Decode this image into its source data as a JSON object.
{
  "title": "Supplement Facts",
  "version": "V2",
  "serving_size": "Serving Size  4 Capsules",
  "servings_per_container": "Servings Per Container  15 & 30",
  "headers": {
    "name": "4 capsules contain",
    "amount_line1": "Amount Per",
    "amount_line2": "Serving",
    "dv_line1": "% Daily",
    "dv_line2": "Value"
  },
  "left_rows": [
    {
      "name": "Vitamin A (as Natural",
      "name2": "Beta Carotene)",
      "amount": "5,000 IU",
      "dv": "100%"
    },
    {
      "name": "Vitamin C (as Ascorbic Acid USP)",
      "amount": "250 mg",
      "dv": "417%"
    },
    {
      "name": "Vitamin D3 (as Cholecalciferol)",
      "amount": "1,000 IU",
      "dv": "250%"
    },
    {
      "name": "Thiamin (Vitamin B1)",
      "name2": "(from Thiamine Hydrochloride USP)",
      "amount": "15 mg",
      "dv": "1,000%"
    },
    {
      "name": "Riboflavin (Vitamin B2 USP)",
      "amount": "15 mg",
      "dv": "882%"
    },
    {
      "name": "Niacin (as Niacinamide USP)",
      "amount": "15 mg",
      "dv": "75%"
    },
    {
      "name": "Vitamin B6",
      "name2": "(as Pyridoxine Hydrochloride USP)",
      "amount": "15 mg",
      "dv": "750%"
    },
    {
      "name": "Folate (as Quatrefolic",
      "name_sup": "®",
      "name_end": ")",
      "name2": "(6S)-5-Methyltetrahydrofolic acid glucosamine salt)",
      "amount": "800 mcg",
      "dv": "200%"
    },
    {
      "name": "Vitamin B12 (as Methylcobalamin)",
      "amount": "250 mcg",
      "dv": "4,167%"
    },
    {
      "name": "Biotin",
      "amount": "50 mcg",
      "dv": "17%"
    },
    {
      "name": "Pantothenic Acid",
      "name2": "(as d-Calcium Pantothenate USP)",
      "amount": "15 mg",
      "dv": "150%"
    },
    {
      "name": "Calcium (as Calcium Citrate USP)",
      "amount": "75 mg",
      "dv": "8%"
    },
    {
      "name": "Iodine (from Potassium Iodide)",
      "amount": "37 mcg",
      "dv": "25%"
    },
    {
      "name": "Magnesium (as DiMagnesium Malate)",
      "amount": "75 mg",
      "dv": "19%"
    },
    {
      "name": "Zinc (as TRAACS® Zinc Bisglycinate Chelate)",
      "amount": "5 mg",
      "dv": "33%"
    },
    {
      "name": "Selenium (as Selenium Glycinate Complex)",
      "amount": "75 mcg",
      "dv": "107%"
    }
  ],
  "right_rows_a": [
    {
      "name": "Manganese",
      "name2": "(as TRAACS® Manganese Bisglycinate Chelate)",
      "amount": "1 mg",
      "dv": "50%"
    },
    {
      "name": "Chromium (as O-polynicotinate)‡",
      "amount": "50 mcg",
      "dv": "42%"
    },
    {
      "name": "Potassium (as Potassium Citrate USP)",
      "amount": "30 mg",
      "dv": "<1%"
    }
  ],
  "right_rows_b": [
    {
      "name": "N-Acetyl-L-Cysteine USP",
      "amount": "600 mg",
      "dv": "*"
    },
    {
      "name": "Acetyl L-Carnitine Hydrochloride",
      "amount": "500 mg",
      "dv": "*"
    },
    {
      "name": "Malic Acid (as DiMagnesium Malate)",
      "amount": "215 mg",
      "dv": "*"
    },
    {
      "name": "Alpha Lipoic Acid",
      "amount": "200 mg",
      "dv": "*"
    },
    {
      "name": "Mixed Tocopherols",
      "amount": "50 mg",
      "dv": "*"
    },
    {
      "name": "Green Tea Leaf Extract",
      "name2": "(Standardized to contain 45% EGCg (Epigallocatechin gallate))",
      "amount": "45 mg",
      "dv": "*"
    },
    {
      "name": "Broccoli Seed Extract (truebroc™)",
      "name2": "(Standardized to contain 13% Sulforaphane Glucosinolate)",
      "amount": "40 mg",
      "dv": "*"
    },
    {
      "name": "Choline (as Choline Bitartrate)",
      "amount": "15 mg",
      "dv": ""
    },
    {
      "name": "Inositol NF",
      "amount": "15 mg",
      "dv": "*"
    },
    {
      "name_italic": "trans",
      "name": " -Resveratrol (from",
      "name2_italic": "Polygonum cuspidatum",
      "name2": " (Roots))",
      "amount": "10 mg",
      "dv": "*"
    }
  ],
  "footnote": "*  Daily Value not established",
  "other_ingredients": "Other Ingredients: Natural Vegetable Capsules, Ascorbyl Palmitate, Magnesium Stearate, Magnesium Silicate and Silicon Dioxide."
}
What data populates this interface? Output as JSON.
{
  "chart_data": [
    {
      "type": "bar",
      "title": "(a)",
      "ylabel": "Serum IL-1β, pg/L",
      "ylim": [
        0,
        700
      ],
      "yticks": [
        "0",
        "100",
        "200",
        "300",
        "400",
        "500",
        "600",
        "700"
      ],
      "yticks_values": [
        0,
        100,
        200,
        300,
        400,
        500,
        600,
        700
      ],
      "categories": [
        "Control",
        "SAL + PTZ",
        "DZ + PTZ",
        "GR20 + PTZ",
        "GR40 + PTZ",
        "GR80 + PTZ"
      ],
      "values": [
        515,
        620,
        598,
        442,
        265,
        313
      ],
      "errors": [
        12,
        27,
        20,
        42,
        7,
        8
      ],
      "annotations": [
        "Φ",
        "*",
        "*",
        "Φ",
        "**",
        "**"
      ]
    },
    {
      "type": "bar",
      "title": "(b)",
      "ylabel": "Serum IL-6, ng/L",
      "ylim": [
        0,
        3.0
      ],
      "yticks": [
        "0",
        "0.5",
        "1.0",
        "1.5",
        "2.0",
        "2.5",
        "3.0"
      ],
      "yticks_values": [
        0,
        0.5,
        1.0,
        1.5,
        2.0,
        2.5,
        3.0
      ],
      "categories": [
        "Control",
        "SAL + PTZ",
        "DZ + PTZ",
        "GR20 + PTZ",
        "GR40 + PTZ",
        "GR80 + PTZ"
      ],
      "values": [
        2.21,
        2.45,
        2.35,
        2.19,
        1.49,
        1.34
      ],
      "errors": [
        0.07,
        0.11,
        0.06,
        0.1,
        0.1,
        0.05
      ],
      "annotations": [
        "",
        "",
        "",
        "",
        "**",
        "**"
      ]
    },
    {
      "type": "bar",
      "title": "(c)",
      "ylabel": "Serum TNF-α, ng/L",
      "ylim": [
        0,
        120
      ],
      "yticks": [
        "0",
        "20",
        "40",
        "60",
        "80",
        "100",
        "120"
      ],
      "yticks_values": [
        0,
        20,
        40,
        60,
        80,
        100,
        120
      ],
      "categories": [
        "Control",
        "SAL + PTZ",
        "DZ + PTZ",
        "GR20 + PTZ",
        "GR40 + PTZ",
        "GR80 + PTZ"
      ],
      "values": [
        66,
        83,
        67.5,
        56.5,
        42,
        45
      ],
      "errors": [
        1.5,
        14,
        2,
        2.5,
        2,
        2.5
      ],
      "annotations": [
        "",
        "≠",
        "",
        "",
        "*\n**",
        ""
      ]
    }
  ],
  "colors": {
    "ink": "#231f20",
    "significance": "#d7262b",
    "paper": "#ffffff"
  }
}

◆ ◆ ◆

• **What is being asked**: Look through the entries above; copy each line where the string "Vitamin" appears.

• **Answer for the task**:
      "name": "Vitamin A (as Natural",
      "name": "Vitamin C (as Ascorbic Acid USP)",
      "name": "Vitamin D3 (as Cholecalciferol)",
      "name": "Thiamin (Vitamin B1)",
      "name": "Riboflavin (Vitamin B2 USP)",
      "name": "Vitamin B6",
      "name": "Vitamin B12 (as Methylcobalamin)",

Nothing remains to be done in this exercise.